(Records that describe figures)
----

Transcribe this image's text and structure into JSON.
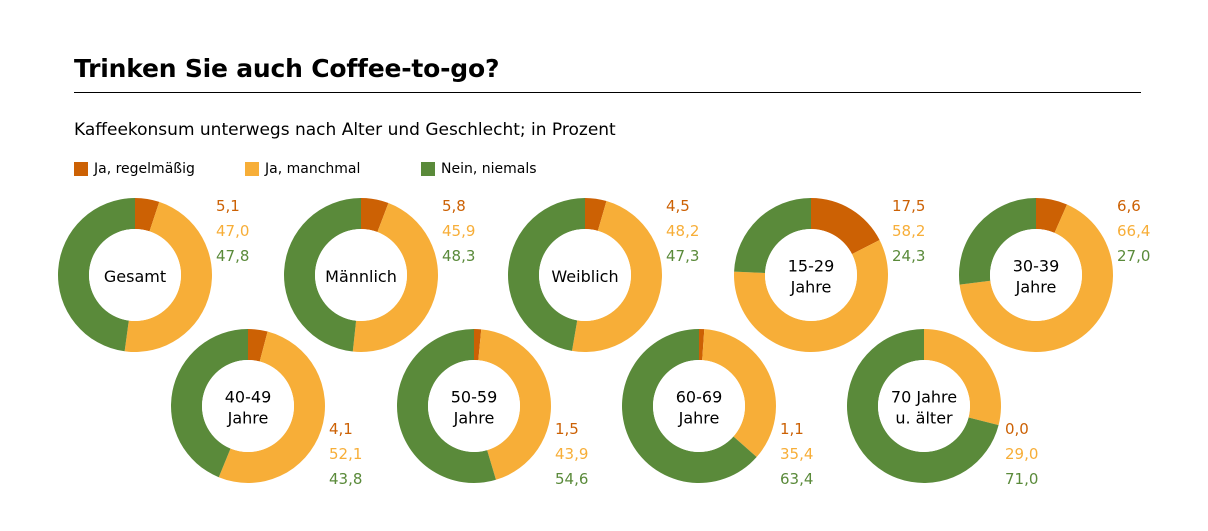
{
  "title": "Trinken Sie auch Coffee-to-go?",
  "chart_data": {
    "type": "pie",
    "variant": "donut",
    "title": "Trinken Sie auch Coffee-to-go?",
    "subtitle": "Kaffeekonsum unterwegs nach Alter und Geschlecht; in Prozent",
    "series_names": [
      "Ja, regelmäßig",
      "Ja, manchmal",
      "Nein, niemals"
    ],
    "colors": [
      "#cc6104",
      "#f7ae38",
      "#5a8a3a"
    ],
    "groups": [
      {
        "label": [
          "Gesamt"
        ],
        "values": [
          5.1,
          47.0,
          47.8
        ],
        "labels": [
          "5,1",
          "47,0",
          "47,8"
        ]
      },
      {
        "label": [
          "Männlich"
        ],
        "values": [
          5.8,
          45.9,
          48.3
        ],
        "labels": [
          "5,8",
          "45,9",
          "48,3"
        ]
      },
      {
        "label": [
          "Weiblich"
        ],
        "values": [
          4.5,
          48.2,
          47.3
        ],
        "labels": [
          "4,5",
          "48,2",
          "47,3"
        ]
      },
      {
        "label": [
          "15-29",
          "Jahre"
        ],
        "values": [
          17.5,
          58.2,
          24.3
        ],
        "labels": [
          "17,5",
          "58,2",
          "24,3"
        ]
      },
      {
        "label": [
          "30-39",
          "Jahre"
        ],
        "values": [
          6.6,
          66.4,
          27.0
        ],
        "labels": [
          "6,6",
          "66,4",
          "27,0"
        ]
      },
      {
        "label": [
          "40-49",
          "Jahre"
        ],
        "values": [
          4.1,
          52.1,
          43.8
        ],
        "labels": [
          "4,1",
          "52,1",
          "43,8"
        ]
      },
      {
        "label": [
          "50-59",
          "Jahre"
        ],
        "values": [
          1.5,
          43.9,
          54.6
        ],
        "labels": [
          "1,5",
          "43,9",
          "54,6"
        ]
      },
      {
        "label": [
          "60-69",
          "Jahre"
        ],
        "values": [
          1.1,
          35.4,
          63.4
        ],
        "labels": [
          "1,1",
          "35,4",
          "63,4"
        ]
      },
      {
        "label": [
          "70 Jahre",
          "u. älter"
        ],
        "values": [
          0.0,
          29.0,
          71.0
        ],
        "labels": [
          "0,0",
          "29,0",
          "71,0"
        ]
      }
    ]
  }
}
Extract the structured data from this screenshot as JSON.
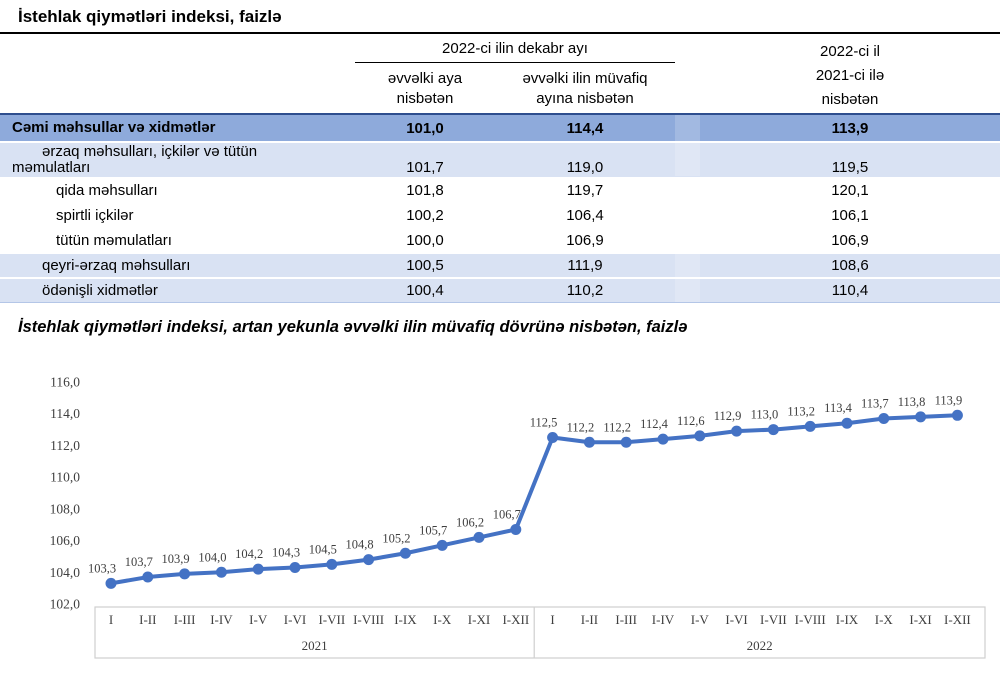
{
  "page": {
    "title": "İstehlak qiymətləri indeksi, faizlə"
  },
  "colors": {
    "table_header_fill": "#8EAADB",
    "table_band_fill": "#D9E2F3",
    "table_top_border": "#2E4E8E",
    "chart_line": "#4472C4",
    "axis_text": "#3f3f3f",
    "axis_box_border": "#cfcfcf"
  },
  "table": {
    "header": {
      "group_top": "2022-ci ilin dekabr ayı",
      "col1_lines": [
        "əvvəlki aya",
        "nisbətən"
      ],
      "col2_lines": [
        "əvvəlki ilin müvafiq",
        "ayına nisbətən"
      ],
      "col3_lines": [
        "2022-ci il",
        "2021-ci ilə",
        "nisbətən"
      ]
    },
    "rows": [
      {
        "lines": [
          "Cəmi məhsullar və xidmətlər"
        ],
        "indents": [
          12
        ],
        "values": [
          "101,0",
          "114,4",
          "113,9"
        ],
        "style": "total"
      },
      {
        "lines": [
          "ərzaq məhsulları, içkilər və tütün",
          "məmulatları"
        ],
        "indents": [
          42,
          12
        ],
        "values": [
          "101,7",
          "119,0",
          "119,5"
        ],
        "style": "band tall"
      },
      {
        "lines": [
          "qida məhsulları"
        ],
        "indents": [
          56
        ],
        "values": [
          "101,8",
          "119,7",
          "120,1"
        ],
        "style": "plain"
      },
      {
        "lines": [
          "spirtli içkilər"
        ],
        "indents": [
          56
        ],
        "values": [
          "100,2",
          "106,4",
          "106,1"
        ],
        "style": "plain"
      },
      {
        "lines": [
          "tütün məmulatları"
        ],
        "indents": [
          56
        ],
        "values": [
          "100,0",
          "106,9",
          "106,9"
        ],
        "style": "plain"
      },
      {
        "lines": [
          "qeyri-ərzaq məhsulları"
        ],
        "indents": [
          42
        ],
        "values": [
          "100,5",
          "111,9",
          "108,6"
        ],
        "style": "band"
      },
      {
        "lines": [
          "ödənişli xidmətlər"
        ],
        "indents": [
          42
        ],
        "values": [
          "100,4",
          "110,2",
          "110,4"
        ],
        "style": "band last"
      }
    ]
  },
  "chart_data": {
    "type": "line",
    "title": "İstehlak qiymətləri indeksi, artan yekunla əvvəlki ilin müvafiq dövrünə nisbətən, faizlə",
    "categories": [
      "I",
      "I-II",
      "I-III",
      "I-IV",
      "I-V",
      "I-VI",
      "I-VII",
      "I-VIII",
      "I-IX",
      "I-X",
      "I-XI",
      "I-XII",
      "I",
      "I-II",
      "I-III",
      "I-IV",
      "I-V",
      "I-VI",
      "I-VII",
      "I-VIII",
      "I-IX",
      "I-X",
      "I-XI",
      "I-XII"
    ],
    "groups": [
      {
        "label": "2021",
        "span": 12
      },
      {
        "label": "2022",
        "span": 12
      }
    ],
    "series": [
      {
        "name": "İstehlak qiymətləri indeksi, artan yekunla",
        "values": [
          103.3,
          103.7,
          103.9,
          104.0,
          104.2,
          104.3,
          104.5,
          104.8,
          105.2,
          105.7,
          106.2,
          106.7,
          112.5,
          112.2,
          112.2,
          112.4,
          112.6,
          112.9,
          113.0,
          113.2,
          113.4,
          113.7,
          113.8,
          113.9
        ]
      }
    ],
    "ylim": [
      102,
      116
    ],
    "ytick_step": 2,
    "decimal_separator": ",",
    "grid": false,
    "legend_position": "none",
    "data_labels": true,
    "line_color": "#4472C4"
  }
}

----

(Problem to work on) Leave the pictures out and output the rest of the listing exactly.

(The completed task)
Transcribe this image's text and structure into JSON.
{
  "title": "Trinken Sie auch Coffee-to-go?",
  "chart_data": {
    "type": "pie",
    "variant": "donut",
    "title": "Trinken Sie auch Coffee-to-go?",
    "subtitle": "Kaffeekonsum unterwegs nach Alter und Geschlecht; in Prozent",
    "series_names": [
      "Ja, regelmäßig",
      "Ja, manchmal",
      "Nein, niemals"
    ],
    "colors": [
      "#cc6104",
      "#f7ae38",
      "#5a8a3a"
    ],
    "groups": [
      {
        "label": [
          "Gesamt"
        ],
        "values": [
          5.1,
          47.0,
          47.8
        ],
        "labels": [
          "5,1",
          "47,0",
          "47,8"
        ]
      },
      {
        "label": [
          "Männlich"
        ],
        "values": [
          5.8,
          45.9,
          48.3
        ],
        "labels": [
          "5,8",
          "45,9",
          "48,3"
        ]
      },
      {
        "label": [
          "Weiblich"
        ],
        "values": [
          4.5,
          48.2,
          47.3
        ],
        "labels": [
          "4,5",
          "48,2",
          "47,3"
        ]
      },
      {
        "label": [
          "15-29",
          "Jahre"
        ],
        "values": [
          17.5,
          58.2,
          24.3
        ],
        "labels": [
          "17,5",
          "58,2",
          "24,3"
        ]
      },
      {
        "label": [
          "30-39",
          "Jahre"
        ],
        "values": [
          6.6,
          66.4,
          27.0
        ],
        "labels": [
          "6,6",
          "66,4",
          "27,0"
        ]
      },
      {
        "label": [
          "40-49",
          "Jahre"
        ],
        "values": [
          4.1,
          52.1,
          43.8
        ],
        "labels": [
          "4,1",
          "52,1",
          "43,8"
        ]
      },
      {
        "label": [
          "50-59",
          "Jahre"
        ],
        "values": [
          1.5,
          43.9,
          54.6
        ],
        "labels": [
          "1,5",
          "43,9",
          "54,6"
        ]
      },
      {
        "label": [
          "60-69",
          "Jahre"
        ],
        "values": [
          1.1,
          35.4,
          63.4
        ],
        "labels": [
          "1,1",
          "35,4",
          "63,4"
        ]
      },
      {
        "label": [
          "70 Jahre",
          "u. älter"
        ],
        "values": [
          0.0,
          29.0,
          71.0
        ],
        "labels": [
          "0,0",
          "29,0",
          "71,0"
        ]
      }
    ]
  }
}
Extract the structured data from this screenshot as JSON.
{
  "page": {
    "title": "İstehlak qiymətləri indeksi, faizlə"
  },
  "colors": {
    "table_header_fill": "#8EAADB",
    "table_band_fill": "#D9E2F3",
    "table_top_border": "#2E4E8E",
    "chart_line": "#4472C4",
    "axis_text": "#3f3f3f",
    "axis_box_border": "#cfcfcf"
  },
  "table": {
    "header": {
      "group_top": "2022-ci ilin dekabr ayı",
      "col1_lines": [
        "əvvəlki aya",
        "nisbətən"
      ],
      "col2_lines": [
        "əvvəlki ilin müvafiq",
        "ayına nisbətən"
      ],
      "col3_lines": [
        "2022-ci il",
        "2021-ci ilə",
        "nisbətən"
      ]
    },
    "rows": [
      {
        "lines": [
          "Cəmi məhsullar və xidmətlər"
        ],
        "indents": [
          12
        ],
        "values": [
          "101,0",
          "114,4",
          "113,9"
        ],
        "style": "total"
      },
      {
        "lines": [
          "ərzaq məhsulları, içkilər və tütün",
          "məmulatları"
        ],
        "indents": [
          42,
          12
        ],
        "values": [
          "101,7",
          "119,0",
          "119,5"
        ],
        "style": "band tall"
      },
      {
        "lines": [
          "qida məhsulları"
        ],
        "indents": [
          56
        ],
        "values": [
          "101,8",
          "119,7",
          "120,1"
        ],
        "style": "plain"
      },
      {
        "lines": [
          "spirtli içkilər"
        ],
        "indents": [
          56
        ],
        "values": [
          "100,2",
          "106,4",
          "106,1"
        ],
        "style": "plain"
      },
      {
        "lines": [
          "tütün məmulatları"
        ],
        "indents": [
          56
        ],
        "values": [
          "100,0",
          "106,9",
          "106,9"
        ],
        "style": "plain"
      },
      {
        "lines": [
          "qeyri-ərzaq məhsulları"
        ],
        "indents": [
          42
        ],
        "values": [
          "100,5",
          "111,9",
          "108,6"
        ],
        "style": "band"
      },
      {
        "lines": [
          "ödənişli xidmətlər"
        ],
        "indents": [
          42
        ],
        "values": [
          "100,4",
          "110,2",
          "110,4"
        ],
        "style": "band last"
      }
    ]
  },
  "chart_data": {
    "type": "line",
    "title": "İstehlak qiymətləri indeksi, artan yekunla əvvəlki ilin müvafiq dövrünə nisbətən, faizlə",
    "categories": [
      "I",
      "I-II",
      "I-III",
      "I-IV",
      "I-V",
      "I-VI",
      "I-VII",
      "I-VIII",
      "I-IX",
      "I-X",
      "I-XI",
      "I-XII",
      "I",
      "I-II",
      "I-III",
      "I-IV",
      "I-V",
      "I-VI",
      "I-VII",
      "I-VIII",
      "I-IX",
      "I-X",
      "I-XI",
      "I-XII"
    ],
    "groups": [
      {
        "label": "2021",
        "span": 12
      },
      {
        "label": "2022",
        "span": 12
      }
    ],
    "series": [
      {
        "name": "İstehlak qiymətləri indeksi, artan yekunla",
        "values": [
          103.3,
          103.7,
          103.9,
          104.0,
          104.2,
          104.3,
          104.5,
          104.8,
          105.2,
          105.7,
          106.2,
          106.7,
          112.5,
          112.2,
          112.2,
          112.4,
          112.6,
          112.9,
          113.0,
          113.2,
          113.4,
          113.7,
          113.8,
          113.9
        ]
      }
    ],
    "ylim": [
      102,
      116
    ],
    "ytick_step": 2,
    "decimal_separator": ",",
    "grid": false,
    "legend_position": "none",
    "data_labels": true,
    "line_color": "#4472C4"
  }
}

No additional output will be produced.